# Your instructions
Find each line holding the word "name" and give the number of such lines, nothing else.

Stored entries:
┌──

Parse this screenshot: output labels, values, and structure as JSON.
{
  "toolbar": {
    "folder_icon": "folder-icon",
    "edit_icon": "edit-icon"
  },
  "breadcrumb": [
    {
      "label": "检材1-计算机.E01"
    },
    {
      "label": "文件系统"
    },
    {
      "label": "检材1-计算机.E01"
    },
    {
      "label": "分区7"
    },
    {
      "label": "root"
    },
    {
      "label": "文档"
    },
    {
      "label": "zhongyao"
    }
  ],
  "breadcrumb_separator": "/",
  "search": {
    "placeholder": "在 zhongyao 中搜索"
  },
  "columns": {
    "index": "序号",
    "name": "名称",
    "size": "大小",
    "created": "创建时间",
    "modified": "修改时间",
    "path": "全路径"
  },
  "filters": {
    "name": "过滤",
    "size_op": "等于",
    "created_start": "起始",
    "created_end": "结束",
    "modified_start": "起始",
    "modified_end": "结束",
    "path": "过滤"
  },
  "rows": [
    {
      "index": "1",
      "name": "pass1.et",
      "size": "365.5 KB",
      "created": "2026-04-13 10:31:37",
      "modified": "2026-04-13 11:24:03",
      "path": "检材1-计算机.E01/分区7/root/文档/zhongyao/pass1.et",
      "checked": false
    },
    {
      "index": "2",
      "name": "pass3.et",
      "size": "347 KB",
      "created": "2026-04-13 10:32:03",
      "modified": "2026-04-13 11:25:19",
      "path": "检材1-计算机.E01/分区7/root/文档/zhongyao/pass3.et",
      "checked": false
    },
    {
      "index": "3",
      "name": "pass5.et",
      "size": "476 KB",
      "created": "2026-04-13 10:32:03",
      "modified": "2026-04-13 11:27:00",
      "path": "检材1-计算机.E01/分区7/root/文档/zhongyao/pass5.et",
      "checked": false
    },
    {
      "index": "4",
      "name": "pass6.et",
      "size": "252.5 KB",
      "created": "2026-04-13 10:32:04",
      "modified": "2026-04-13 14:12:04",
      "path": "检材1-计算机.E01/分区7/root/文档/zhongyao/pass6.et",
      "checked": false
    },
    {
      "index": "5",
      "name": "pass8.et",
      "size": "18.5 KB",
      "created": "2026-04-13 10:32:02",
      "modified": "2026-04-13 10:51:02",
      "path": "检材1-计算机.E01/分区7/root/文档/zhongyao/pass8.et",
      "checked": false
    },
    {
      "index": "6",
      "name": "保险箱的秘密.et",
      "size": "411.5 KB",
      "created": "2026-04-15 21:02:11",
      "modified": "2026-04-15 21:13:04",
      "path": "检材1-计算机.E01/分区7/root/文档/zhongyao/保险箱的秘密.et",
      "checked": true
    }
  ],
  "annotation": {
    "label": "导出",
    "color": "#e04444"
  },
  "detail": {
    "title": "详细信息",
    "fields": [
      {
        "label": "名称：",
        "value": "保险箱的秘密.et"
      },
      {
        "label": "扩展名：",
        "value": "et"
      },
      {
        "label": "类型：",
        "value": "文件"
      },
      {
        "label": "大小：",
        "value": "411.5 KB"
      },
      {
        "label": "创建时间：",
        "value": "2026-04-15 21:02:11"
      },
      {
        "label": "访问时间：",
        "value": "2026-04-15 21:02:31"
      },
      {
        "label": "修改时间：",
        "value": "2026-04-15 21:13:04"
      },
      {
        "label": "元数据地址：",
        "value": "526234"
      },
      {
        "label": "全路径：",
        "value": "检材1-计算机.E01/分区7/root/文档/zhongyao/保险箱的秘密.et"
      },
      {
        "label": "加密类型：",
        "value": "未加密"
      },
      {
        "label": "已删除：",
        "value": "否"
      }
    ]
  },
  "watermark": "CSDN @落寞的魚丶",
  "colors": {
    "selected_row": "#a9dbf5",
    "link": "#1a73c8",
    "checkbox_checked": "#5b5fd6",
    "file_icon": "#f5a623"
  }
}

└──

# Result for this exercise
8